Dataset entries on figures:
- - -

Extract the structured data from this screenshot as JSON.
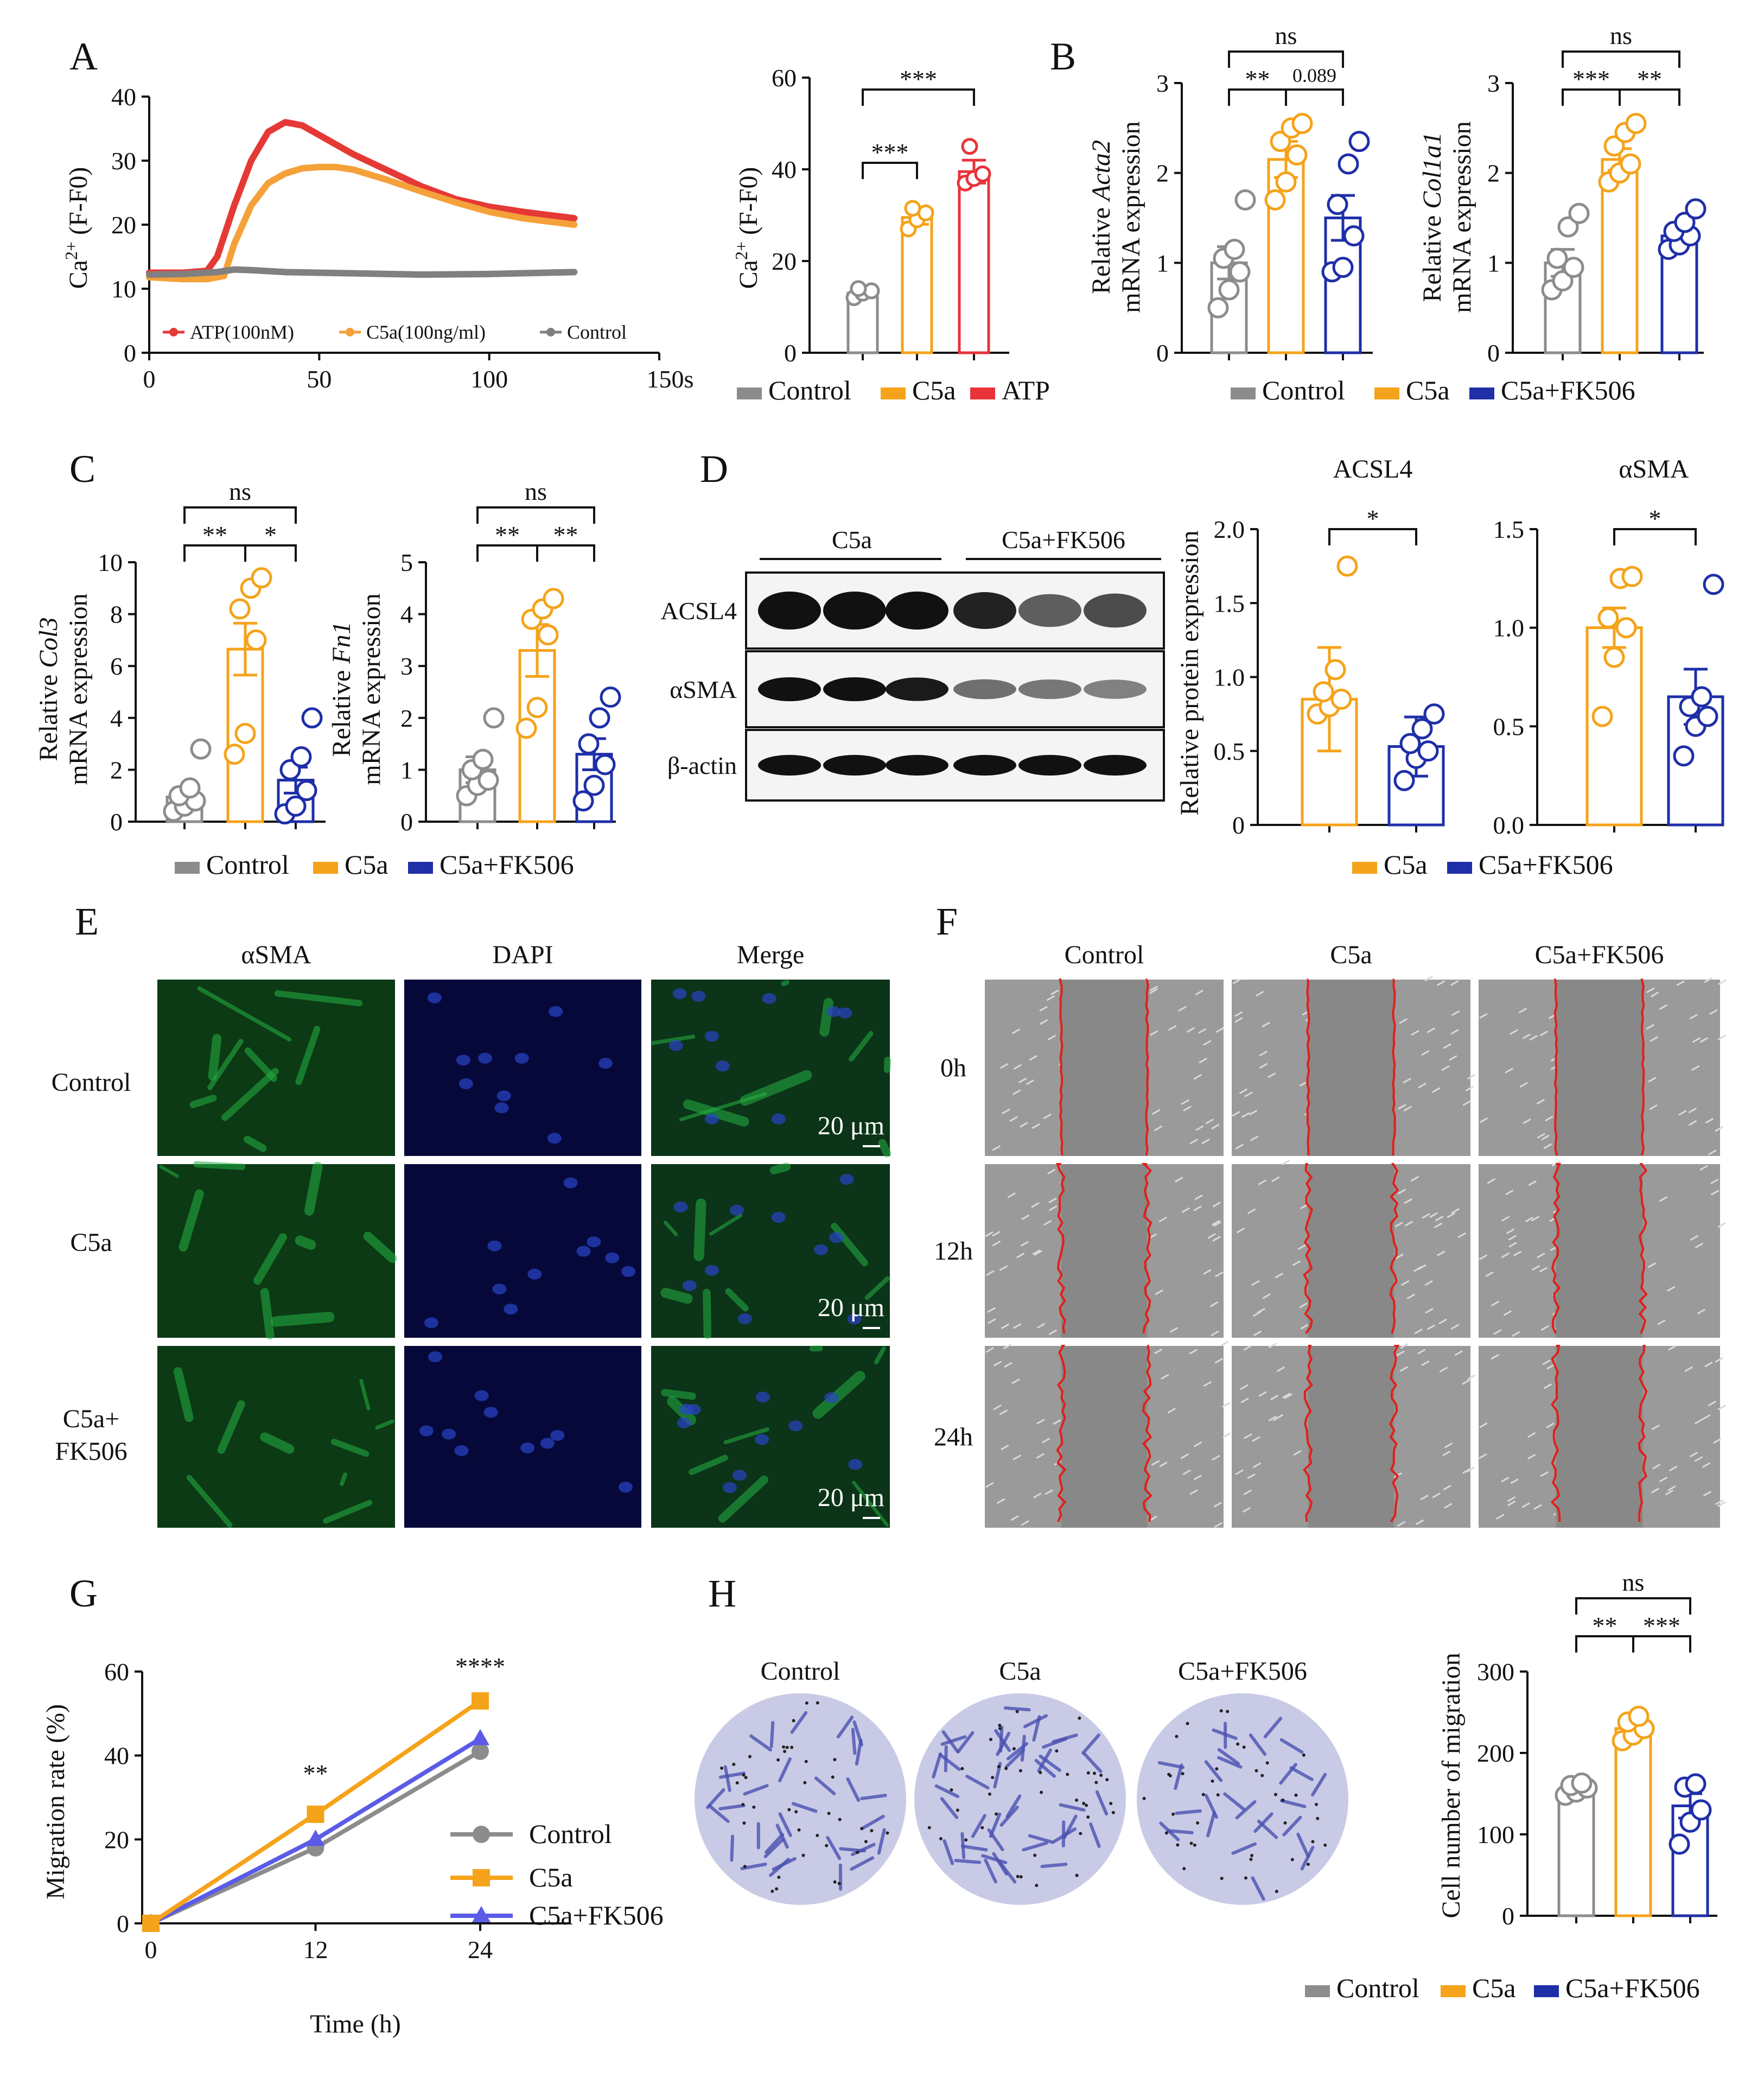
{
  "panels": {
    "A": "A",
    "B": "B",
    "C": "C",
    "D": "D",
    "E": "E",
    "F": "F",
    "G": "G",
    "H": "H"
  },
  "colors": {
    "control": "#8c8c8c",
    "c5a": "#f5a31a",
    "atp": "#e8333a",
    "fk506": "#1f2fa8",
    "trace_control": "#808080",
    "trace_c5a": "#f5a13a",
    "trace_atp": "#e53935",
    "green": "#27b043",
    "blue_nuc": "#2a45c8",
    "wound": "#e0201a"
  },
  "legends": {
    "ctrl_c5a_atp": [
      "Control",
      "C5a",
      "ATP"
    ],
    "ctrl_c5a_fk": [
      "Control",
      "C5a",
      "C5a+FK506"
    ],
    "c5a_fk": [
      "C5a",
      "C5a+FK506"
    ],
    "trace": [
      "ATP(100nM)",
      "C5a(100ng/ml)",
      "Control"
    ]
  },
  "chart_data": [
    {
      "id": "A-trace",
      "type": "line",
      "xlabel": "",
      "ylabel_main": "Ca",
      "ylabel_sup": "2+",
      "ylabel_rest": " (F-F0)",
      "x_ticks": [
        "0",
        "50",
        "100",
        "150s"
      ],
      "y_ticks": [
        "0",
        "10",
        "20",
        "30",
        "40"
      ],
      "xlim": [
        0,
        150
      ],
      "ylim": [
        0,
        40
      ],
      "series": [
        {
          "name": "ATP(100nM)",
          "x": [
            0,
            10,
            17,
            20,
            25,
            30,
            35,
            40,
            45,
            50,
            60,
            70,
            80,
            90,
            100,
            110,
            125
          ],
          "y": [
            12.5,
            12.5,
            12.8,
            15,
            23,
            30,
            34.5,
            36,
            35.5,
            34,
            31,
            28.5,
            26,
            24,
            22.8,
            22,
            21
          ]
        },
        {
          "name": "C5a(100ng/ml)",
          "x": [
            0,
            10,
            17,
            22,
            25,
            30,
            35,
            40,
            45,
            50,
            55,
            60,
            70,
            80,
            90,
            100,
            110,
            125
          ],
          "y": [
            11.8,
            11.5,
            11.5,
            12,
            17,
            23,
            26.5,
            28,
            28.8,
            29,
            29,
            28.6,
            27,
            25.2,
            23.5,
            22,
            21,
            20
          ]
        },
        {
          "name": "Control",
          "x": [
            0,
            10,
            20,
            25,
            30,
            40,
            60,
            80,
            100,
            125
          ],
          "y": [
            12.2,
            12.3,
            12.6,
            13,
            12.9,
            12.6,
            12.4,
            12.2,
            12.3,
            12.6
          ]
        }
      ]
    },
    {
      "id": "A-bar",
      "type": "bar",
      "categories": [
        "Control",
        "C5a",
        "ATP"
      ],
      "ylabel_main": "Ca",
      "ylabel_sup": "2+",
      "ylabel_rest": " (F-F0)",
      "y_ticks": [
        "0",
        "20",
        "40",
        "60"
      ],
      "ylim": [
        0,
        60
      ],
      "values": [
        13,
        29.5,
        39.5
      ],
      "sem": [
        1,
        1.5,
        2.5
      ],
      "points": [
        [
          12,
          13,
          13.5,
          14
        ],
        [
          27,
          29,
          30.5,
          31.5
        ],
        [
          37,
          38,
          39,
          45
        ]
      ],
      "sig": [
        {
          "a": 0,
          "b": 1,
          "label": "***"
        },
        {
          "a": 0,
          "b": 2,
          "label": "***"
        }
      ]
    },
    {
      "id": "B-Acta2",
      "type": "bar",
      "categories": [
        "Control",
        "C5a",
        "C5a+FK506"
      ],
      "ylabel_pre": "Relative ",
      "ylabel_gene": "Acta2",
      "ylabel2": "mRNA expression",
      "y_ticks": [
        "0",
        "1",
        "2",
        "3"
      ],
      "ylim": [
        0,
        3
      ],
      "values": [
        1.0,
        2.15,
        1.5
      ],
      "sem": [
        0.18,
        0.2,
        0.25
      ],
      "points": [
        [
          0.5,
          0.7,
          0.9,
          1.05,
          1.15,
          1.7
        ],
        [
          1.7,
          1.9,
          2.2,
          2.35,
          2.5,
          2.55
        ],
        [
          0.9,
          0.95,
          1.3,
          1.65,
          2.1,
          2.35
        ]
      ],
      "sig": [
        {
          "a": 0,
          "b": 1,
          "label": "**"
        },
        {
          "a": 1,
          "b": 2,
          "label": "0.089"
        },
        {
          "a": 0,
          "b": 2,
          "label": "ns"
        }
      ]
    },
    {
      "id": "B-Col1a1",
      "type": "bar",
      "categories": [
        "Control",
        "C5a",
        "C5a+FK506"
      ],
      "ylabel_pre": "Relative ",
      "ylabel_gene": "Col1a1",
      "ylabel2": "mRNA expression",
      "y_ticks": [
        "0",
        "1",
        "2",
        "3"
      ],
      "ylim": [
        0,
        3
      ],
      "values": [
        1.0,
        2.15,
        1.3
      ],
      "sem": [
        0.15,
        0.12,
        0.08
      ],
      "points": [
        [
          0.7,
          0.8,
          0.95,
          1.05,
          1.4,
          1.55
        ],
        [
          1.9,
          2.0,
          2.1,
          2.3,
          2.45,
          2.55
        ],
        [
          1.15,
          1.2,
          1.3,
          1.35,
          1.45,
          1.6
        ]
      ],
      "sig": [
        {
          "a": 0,
          "b": 1,
          "label": "***"
        },
        {
          "a": 1,
          "b": 2,
          "label": "**"
        },
        {
          "a": 0,
          "b": 2,
          "label": "ns"
        }
      ]
    },
    {
      "id": "C-Col3",
      "type": "bar",
      "categories": [
        "Control",
        "C5a",
        "C5a+FK506"
      ],
      "ylabel_pre": "Relative ",
      "ylabel_gene": "Col3",
      "ylabel2": "mRNA expression",
      "y_ticks": [
        "0",
        "2",
        "4",
        "6",
        "8",
        "10"
      ],
      "ylim": [
        0,
        10
      ],
      "values": [
        0.95,
        6.65,
        1.6
      ],
      "sem": [
        0.35,
        1.0,
        0.5
      ],
      "points": [
        [
          0.4,
          0.6,
          0.8,
          1.0,
          1.3,
          2.8
        ],
        [
          2.6,
          3.4,
          7.0,
          8.2,
          9.0,
          9.4
        ],
        [
          0.3,
          0.6,
          1.2,
          2.0,
          2.5,
          4.0
        ]
      ],
      "sig": [
        {
          "a": 0,
          "b": 1,
          "label": "**"
        },
        {
          "a": 1,
          "b": 2,
          "label": "*"
        },
        {
          "a": 0,
          "b": 2,
          "label": "ns"
        }
      ]
    },
    {
      "id": "C-Fn1",
      "type": "bar",
      "categories": [
        "Control",
        "C5a",
        "C5a+FK506"
      ],
      "ylabel_pre": "Relative ",
      "ylabel_gene": "Fn1",
      "ylabel2": "mRNA expression",
      "y_ticks": [
        "0",
        "1",
        "2",
        "3",
        "4",
        "5"
      ],
      "ylim": [
        0,
        5
      ],
      "values": [
        1.0,
        3.3,
        1.3
      ],
      "sem": [
        0.25,
        0.5,
        0.3
      ],
      "points": [
        [
          0.5,
          0.7,
          0.8,
          1.0,
          1.2,
          2.0
        ],
        [
          1.8,
          2.2,
          3.6,
          3.9,
          4.1,
          4.3
        ],
        [
          0.4,
          0.7,
          1.1,
          1.5,
          2.0,
          2.4
        ]
      ],
      "sig": [
        {
          "a": 0,
          "b": 1,
          "label": "**"
        },
        {
          "a": 1,
          "b": 2,
          "label": "**"
        },
        {
          "a": 0,
          "b": 2,
          "label": "ns"
        }
      ]
    },
    {
      "id": "D-ACSL4",
      "type": "bar",
      "title": "ACSL4",
      "categories": [
        "C5a",
        "C5a+FK506"
      ],
      "ylabel": "Relative protein expression",
      "y_ticks": [
        "0",
        "0.5",
        "1.0",
        "1.5",
        "2.0"
      ],
      "ylim": [
        0,
        2.0
      ],
      "values": [
        0.85,
        0.53
      ],
      "sem": [
        0.35,
        0.2
      ],
      "points": [
        [
          0.75,
          0.8,
          0.85,
          0.9,
          1.05,
          1.75
        ],
        [
          0.3,
          0.45,
          0.5,
          0.55,
          0.65,
          0.75
        ]
      ],
      "sig": [
        {
          "a": 0,
          "b": 1,
          "label": "*"
        }
      ]
    },
    {
      "id": "D-aSMA",
      "type": "bar",
      "title": "αSMA",
      "categories": [
        "C5a",
        "C5a+FK506"
      ],
      "ylabel": "",
      "y_ticks": [
        "0.0",
        "0.5",
        "1.0",
        "1.5"
      ],
      "ylim": [
        0,
        1.5
      ],
      "values": [
        1.0,
        0.65
      ],
      "sem": [
        0.1,
        0.14
      ],
      "points": [
        [
          0.55,
          0.85,
          1.0,
          1.05,
          1.25,
          1.26
        ],
        [
          0.35,
          0.5,
          0.55,
          0.6,
          0.65,
          1.22
        ]
      ],
      "sig": [
        {
          "a": 0,
          "b": 1,
          "label": "*"
        }
      ]
    },
    {
      "id": "G",
      "type": "line",
      "xlabel": "Time (h)",
      "ylabel": "Migration rate (%)",
      "x": [
        0,
        12,
        24
      ],
      "x_ticks": [
        "0",
        "12",
        "24"
      ],
      "y_ticks": [
        "0",
        "20",
        "40",
        "60"
      ],
      "ylim": [
        0,
        60
      ],
      "series": [
        {
          "name": "Control",
          "values": [
            0,
            18,
            41
          ]
        },
        {
          "name": "C5a",
          "values": [
            0,
            26,
            53
          ]
        },
        {
          "name": "C5a+FK506",
          "values": [
            0,
            20,
            44
          ]
        }
      ],
      "sig": [
        {
          "x": 12,
          "label": "**"
        },
        {
          "x": 24,
          "label": "****"
        }
      ]
    },
    {
      "id": "H-bar",
      "type": "bar",
      "categories": [
        "Control",
        "C5a",
        "C5a+FK506"
      ],
      "ylabel": "Cell number of  migration",
      "y_ticks": [
        "0",
        "100",
        "200",
        "300"
      ],
      "ylim": [
        0,
        300
      ],
      "values": [
        155,
        230,
        135
      ],
      "sem": [
        5,
        8,
        15
      ],
      "points": [
        [
          148,
          152,
          157,
          160,
          163
        ],
        [
          215,
          222,
          230,
          238,
          245
        ],
        [
          88,
          115,
          130,
          158,
          162
        ]
      ],
      "sig": [
        {
          "a": 0,
          "b": 1,
          "label": "**"
        },
        {
          "a": 1,
          "b": 2,
          "label": "***"
        },
        {
          "a": 0,
          "b": 2,
          "label": "ns"
        }
      ]
    }
  ],
  "blot": {
    "groups": [
      "C5a",
      "C5a+FK506"
    ],
    "rows": [
      "ACSL4",
      "αSMA",
      "β-actin"
    ]
  },
  "panelE": {
    "cols": [
      "αSMA",
      "DAPI",
      "Merge"
    ],
    "rows": [
      "Control",
      "C5a",
      "C5a+",
      "FK506"
    ],
    "scale": "20 μm"
  },
  "panelF": {
    "cols": [
      "Control",
      "C5a",
      "C5a+FK506"
    ],
    "rows": [
      "0h",
      "12h",
      "24h"
    ]
  },
  "panelH": {
    "cols": [
      "Control",
      "C5a",
      "C5a+FK506"
    ]
  }
}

- - -

- DESCRIPTION OF THE TASK -
Count each line above that has the word "name" in it, and write down nothing but the total.

- YOUR RESPONSE -
6